### CONSEGNA
Secondo il brano sulla sinistra e il pensiero marxiano, chi fondava la socialdemocrazia tedesca mentre Marx contestava Saint-Simon, Blanqui e Proudhon?

### BRANO DA LEGGERE
───

Una prima distinzione: il pensiero di sinistra e quello marxiano non si abbeverano alla stessa sorgente né nascono con rivendicazioni  identiche. L’ uno rimanda ai principi e ai fatti del 1789 e all’illuminismo, l’altro  al 48 e al  71 (tutte rivolte presto fallite) e ai principi dialettici del idealismo tedesco in parte corretti nel materialismo storico.
 
Dove Marx contestava Saint-Simon, Blanqui, Proudhon, fisiocratici, programmi di  Gotha e denunciava in tempo reale i limiti di un certo feticismo economico-sindacale e  statalista-democratico, Lassalle Kautsky ed Engels fondavano la socialdemocrazia  tedesca.
 
Un po’ più tardi, le grandi pressioni poste dalla prassi sociale che Lenin  riuscì a stento a contenere nel  periodo 1917-21 trovarono adeguata espressione nel avvento di Stalin.
 
Da questi due momenti in poi sinistra politica e epigoni marxiani sono paradossalmente assimilabili.
 
Per quanto importanti siano le influenze geo-politiche per il peso che hanno sempre avuto nella storia  nazionale ed europea, poiché quello che manca è una reale autonomia di pensiero ( e  di classe, di soggettività antagonista, in assenza della stessa) preferisco, lo  prescrivo per me stesso, circoscrivere l’indagine al processo dialettico interno alla  sinistra e al comunismo italiani ed europei del 900, intesi come ultimo momento formalmente antagonista alla saturazione capitalista.

───

Elenchi delle posizioni degli elementi
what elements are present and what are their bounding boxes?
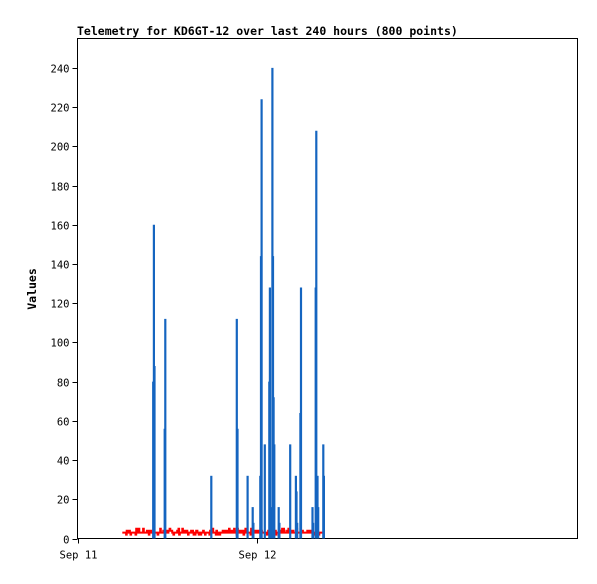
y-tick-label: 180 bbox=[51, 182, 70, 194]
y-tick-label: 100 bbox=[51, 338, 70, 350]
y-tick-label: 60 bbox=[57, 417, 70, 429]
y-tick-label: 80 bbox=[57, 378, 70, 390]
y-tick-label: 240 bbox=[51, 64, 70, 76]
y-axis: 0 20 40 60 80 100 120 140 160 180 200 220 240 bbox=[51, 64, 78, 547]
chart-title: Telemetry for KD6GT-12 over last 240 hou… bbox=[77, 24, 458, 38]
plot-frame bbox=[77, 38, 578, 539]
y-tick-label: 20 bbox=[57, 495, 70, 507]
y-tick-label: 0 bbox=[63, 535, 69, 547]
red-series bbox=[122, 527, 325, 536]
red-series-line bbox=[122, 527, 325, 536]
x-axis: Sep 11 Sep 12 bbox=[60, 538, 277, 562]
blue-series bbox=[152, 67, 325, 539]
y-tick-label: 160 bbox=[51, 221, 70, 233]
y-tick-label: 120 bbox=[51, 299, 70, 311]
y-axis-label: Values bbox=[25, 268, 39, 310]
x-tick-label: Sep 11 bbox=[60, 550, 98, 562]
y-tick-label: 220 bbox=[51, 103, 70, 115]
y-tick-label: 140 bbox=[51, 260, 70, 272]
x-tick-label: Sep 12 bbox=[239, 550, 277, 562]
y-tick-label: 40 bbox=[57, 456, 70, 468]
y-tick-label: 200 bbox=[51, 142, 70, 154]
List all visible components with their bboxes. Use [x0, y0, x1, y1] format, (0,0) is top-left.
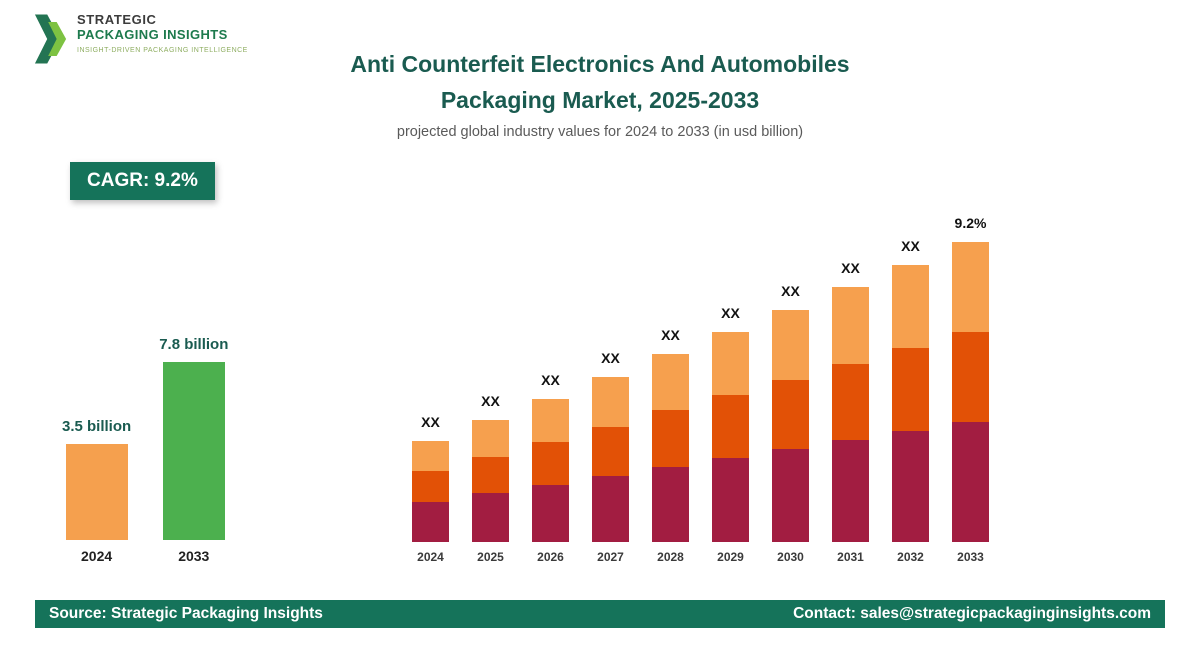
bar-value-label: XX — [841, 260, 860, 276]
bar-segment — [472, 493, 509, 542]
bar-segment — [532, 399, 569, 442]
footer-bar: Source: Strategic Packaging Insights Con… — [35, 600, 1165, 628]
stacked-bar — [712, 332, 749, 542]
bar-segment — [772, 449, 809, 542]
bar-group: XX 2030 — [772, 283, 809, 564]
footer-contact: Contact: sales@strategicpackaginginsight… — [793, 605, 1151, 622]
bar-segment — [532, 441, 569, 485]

───

### SOLUZIONE SCRITTA
Lassalle, Kautsky ed Engels.